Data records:
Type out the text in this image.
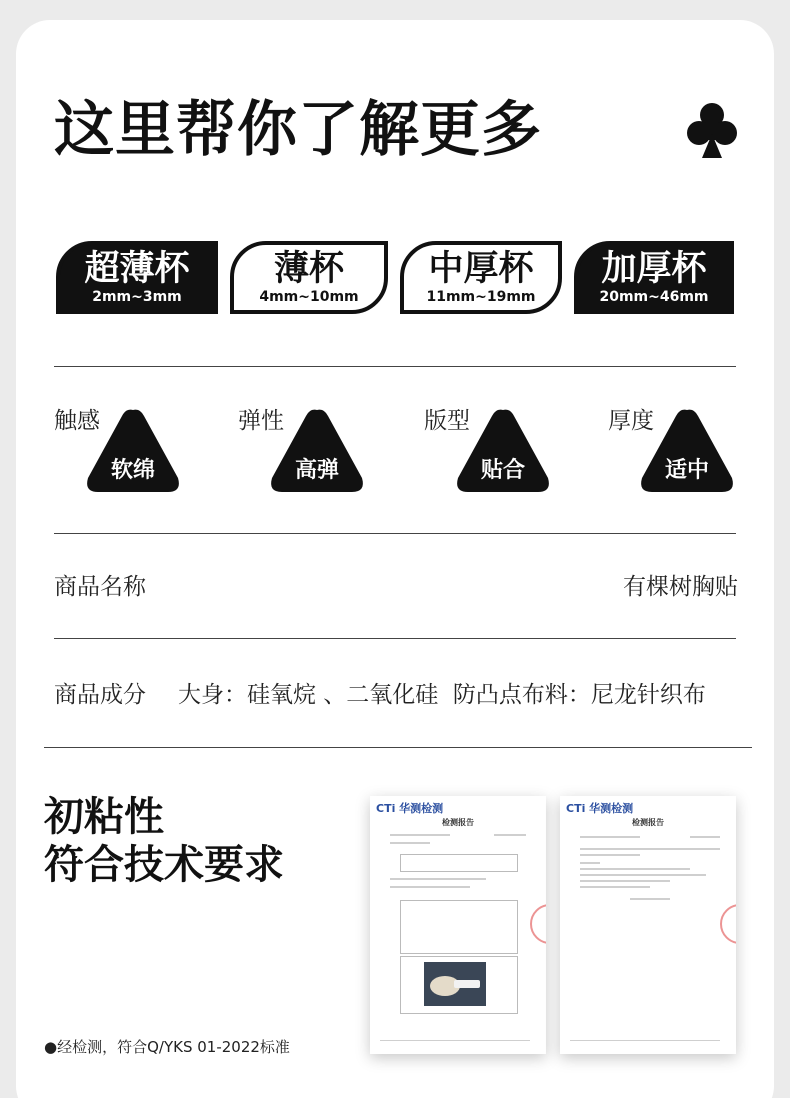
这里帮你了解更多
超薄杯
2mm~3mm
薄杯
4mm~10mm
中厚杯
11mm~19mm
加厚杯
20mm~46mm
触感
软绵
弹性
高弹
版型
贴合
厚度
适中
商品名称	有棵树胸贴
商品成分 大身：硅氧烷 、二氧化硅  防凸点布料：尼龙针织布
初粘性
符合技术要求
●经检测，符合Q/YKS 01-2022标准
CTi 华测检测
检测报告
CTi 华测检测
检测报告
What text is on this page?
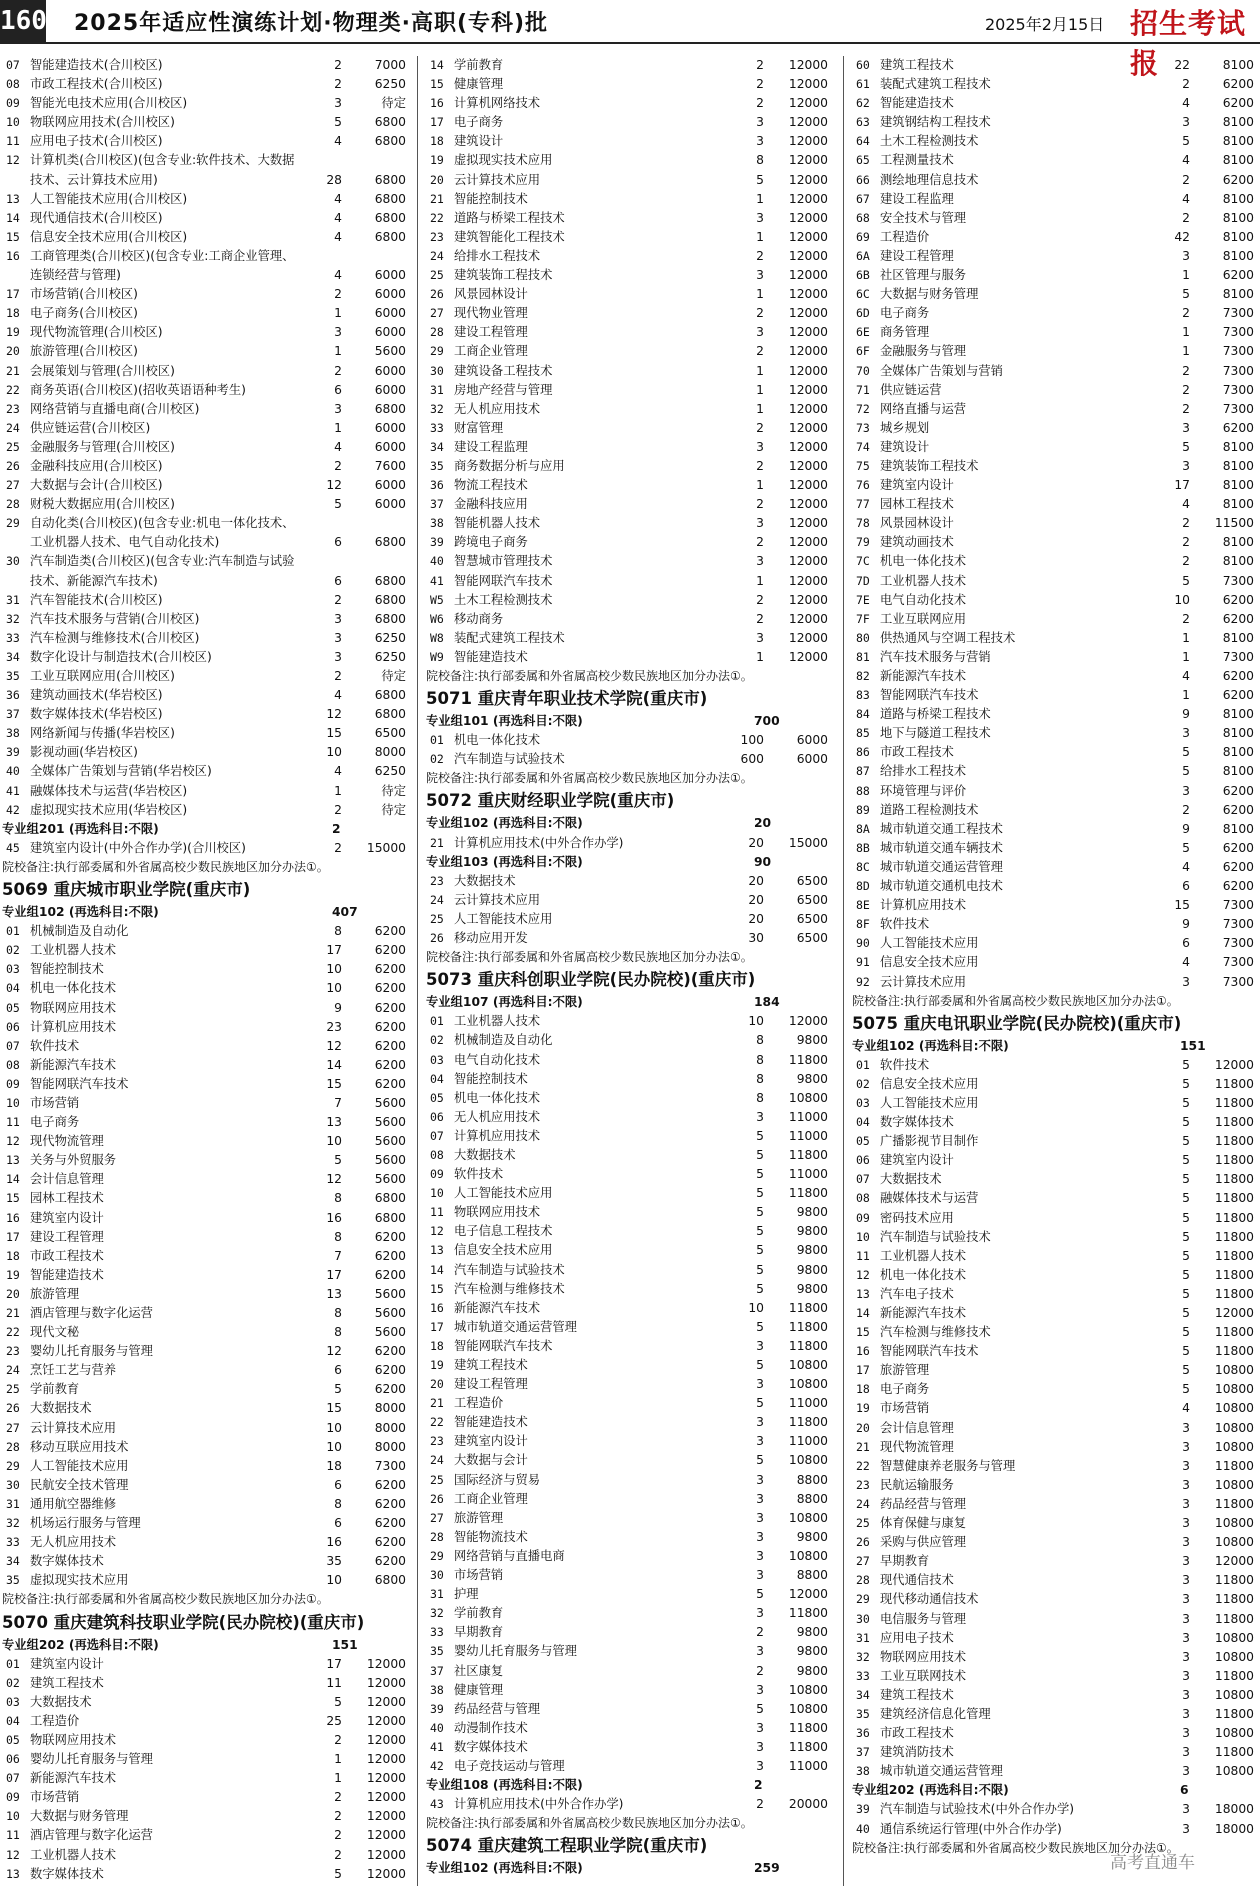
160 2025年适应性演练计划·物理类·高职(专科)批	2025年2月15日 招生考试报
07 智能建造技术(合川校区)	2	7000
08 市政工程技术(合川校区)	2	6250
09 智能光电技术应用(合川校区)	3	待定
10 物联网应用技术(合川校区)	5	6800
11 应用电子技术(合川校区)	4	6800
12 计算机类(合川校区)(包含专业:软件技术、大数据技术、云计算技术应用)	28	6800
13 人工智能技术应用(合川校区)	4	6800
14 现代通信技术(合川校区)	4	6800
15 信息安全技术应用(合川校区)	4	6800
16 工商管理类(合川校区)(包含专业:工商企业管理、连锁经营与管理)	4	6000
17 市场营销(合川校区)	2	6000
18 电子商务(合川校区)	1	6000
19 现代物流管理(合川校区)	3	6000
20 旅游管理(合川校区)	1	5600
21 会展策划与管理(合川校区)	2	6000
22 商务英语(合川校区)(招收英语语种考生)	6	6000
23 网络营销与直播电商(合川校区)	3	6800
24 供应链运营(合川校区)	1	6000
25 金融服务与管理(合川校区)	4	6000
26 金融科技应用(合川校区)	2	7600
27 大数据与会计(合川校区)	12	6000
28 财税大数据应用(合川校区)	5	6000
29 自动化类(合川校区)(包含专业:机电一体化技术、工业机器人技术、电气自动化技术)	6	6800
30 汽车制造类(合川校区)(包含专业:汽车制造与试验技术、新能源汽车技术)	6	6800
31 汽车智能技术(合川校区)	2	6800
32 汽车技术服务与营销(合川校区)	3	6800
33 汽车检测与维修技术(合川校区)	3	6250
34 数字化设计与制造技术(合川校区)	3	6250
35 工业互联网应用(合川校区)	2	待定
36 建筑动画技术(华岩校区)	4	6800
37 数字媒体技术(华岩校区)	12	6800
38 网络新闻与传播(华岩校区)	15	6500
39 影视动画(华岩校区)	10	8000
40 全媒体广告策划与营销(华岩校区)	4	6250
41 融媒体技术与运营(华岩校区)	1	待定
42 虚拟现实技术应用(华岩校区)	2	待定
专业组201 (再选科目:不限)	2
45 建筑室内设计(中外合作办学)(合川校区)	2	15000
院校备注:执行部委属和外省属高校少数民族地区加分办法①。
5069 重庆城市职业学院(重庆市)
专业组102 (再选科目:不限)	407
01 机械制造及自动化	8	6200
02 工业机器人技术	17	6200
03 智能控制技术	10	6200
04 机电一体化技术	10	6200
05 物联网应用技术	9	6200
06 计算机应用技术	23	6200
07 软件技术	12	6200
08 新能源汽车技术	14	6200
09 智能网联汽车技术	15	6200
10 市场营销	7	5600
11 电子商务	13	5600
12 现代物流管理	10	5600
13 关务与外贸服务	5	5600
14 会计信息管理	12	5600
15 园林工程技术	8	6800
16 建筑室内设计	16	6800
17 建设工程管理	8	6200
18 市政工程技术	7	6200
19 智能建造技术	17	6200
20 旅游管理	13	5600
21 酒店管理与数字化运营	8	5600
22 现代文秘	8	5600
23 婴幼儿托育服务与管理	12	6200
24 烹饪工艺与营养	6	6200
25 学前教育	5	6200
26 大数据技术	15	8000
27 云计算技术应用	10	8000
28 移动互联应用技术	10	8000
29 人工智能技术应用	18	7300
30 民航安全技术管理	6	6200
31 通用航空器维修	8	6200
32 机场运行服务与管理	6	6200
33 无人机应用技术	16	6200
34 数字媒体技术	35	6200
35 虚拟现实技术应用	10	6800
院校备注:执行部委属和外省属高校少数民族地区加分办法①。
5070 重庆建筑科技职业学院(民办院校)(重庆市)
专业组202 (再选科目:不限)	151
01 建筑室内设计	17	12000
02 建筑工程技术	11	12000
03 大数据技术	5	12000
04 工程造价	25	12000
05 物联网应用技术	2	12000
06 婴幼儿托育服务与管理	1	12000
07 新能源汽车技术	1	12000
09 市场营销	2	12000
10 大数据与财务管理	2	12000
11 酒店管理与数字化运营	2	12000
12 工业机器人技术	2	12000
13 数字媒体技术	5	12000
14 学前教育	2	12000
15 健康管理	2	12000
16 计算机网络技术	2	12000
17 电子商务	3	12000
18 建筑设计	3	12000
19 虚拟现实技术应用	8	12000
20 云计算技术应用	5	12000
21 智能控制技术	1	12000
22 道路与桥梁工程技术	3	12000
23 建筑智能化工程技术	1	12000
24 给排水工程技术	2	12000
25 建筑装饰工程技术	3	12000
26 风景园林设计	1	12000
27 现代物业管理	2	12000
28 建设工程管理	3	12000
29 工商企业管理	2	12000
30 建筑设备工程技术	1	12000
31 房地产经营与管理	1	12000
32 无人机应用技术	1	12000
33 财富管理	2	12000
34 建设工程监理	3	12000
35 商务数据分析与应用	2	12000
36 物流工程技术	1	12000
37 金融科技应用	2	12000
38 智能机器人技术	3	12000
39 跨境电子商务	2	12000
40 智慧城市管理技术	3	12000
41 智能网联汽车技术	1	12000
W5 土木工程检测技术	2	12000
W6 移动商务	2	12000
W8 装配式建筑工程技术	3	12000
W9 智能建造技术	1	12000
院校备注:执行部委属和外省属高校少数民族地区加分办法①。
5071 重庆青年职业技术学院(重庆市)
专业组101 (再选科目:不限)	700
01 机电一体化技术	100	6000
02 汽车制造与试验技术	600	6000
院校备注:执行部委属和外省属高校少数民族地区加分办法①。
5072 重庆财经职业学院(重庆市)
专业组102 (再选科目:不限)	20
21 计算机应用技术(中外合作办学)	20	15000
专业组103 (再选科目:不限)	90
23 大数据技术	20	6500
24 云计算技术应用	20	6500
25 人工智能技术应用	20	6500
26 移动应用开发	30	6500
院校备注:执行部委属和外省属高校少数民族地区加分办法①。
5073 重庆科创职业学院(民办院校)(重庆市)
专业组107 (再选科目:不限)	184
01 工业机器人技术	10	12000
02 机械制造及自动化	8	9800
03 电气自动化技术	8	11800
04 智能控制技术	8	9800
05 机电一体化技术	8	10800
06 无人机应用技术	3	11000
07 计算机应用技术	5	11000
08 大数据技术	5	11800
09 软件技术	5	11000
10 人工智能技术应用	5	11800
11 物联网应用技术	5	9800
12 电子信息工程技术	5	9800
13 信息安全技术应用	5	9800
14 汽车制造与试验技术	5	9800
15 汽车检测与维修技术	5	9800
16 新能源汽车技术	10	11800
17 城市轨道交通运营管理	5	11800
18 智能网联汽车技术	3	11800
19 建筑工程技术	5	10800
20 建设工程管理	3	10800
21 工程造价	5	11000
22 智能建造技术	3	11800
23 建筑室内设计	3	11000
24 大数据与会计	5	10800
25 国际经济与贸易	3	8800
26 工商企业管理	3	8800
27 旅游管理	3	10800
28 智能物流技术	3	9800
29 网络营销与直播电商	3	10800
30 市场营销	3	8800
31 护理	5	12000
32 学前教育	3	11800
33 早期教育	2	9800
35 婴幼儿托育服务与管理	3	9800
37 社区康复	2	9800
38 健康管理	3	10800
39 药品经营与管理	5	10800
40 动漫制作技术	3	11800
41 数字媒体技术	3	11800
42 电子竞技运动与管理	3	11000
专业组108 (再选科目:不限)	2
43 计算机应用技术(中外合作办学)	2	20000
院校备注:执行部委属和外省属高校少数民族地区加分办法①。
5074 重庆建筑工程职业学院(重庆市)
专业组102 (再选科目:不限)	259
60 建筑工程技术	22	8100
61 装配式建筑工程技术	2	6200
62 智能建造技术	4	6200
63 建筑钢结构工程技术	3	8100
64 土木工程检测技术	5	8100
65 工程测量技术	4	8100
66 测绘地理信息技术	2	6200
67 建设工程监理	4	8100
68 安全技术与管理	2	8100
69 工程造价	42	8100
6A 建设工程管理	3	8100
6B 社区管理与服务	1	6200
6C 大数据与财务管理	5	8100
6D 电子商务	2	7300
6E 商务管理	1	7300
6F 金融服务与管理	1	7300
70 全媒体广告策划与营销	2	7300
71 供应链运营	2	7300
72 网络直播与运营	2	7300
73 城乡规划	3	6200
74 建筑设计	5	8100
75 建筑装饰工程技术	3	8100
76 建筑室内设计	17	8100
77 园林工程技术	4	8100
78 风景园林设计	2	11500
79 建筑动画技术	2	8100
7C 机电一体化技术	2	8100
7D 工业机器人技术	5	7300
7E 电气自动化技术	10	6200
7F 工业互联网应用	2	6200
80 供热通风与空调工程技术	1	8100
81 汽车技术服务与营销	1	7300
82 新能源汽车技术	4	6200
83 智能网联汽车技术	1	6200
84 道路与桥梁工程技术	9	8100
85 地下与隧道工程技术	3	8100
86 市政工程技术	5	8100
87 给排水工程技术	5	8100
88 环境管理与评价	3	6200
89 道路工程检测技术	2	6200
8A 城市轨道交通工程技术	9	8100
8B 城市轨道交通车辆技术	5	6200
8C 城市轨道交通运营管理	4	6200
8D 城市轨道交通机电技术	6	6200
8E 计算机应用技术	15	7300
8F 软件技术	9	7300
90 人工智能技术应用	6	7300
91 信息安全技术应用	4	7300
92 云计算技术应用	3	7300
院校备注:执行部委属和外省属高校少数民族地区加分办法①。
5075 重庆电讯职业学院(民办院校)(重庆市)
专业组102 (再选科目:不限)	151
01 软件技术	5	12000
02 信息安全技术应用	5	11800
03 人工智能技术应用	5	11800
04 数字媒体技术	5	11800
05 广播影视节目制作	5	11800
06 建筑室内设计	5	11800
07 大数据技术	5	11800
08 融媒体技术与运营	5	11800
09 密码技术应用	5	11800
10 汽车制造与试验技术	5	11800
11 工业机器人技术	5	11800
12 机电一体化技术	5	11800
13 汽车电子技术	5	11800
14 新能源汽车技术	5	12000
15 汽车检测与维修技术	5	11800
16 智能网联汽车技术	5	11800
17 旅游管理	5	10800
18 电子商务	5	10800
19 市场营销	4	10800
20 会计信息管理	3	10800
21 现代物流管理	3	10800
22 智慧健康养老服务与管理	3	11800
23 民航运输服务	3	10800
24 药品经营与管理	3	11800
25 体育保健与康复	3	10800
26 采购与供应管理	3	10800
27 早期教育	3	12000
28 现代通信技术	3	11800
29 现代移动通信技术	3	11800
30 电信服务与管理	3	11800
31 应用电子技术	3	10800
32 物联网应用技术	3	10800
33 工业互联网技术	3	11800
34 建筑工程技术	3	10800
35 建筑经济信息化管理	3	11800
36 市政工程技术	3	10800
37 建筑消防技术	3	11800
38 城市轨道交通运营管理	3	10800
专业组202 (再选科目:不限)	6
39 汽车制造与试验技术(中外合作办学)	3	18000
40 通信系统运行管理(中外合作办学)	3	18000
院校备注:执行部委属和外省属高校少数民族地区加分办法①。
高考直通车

* * *

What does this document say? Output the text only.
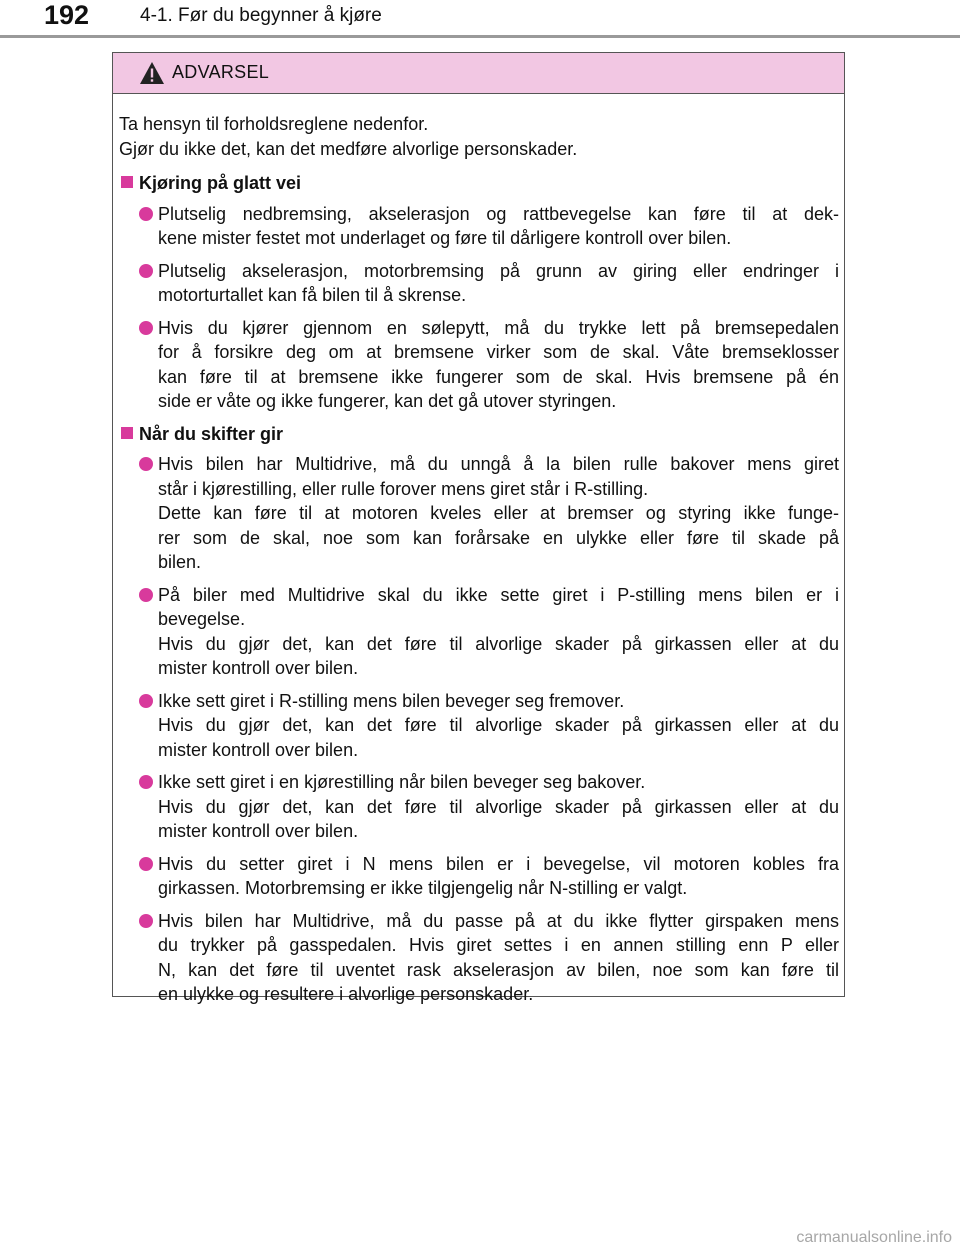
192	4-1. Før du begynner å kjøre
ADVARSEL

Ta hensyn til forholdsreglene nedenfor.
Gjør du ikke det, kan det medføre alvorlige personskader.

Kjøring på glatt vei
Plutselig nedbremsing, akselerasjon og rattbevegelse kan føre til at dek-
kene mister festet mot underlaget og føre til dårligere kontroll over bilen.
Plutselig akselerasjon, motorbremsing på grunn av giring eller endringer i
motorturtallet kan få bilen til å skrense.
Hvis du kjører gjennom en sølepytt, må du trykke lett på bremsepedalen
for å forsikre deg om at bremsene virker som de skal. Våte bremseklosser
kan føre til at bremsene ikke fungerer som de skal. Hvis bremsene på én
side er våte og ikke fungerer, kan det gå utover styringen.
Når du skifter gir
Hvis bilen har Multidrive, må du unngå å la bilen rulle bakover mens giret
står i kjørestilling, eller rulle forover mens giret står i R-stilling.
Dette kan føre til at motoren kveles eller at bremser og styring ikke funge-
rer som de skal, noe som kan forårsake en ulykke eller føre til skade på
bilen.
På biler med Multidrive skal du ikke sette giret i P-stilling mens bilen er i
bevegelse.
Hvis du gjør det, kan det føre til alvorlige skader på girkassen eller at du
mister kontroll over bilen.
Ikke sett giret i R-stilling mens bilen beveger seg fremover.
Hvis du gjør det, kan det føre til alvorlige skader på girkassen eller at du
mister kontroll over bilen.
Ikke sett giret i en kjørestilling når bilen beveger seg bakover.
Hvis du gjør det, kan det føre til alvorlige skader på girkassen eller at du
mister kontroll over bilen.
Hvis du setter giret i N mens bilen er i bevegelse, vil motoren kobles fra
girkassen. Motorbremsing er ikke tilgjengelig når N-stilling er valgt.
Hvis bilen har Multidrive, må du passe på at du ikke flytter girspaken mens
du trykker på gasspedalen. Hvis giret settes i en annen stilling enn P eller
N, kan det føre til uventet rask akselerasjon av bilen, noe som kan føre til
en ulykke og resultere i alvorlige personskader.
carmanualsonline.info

Given request: Copy all lines from the material that include "beveger".

Finished exercise:
Ikke sett giret i R-stilling mens bilen beveger seg fremover.
Ikke sett giret i en kjørestilling når bilen beveger seg bakover.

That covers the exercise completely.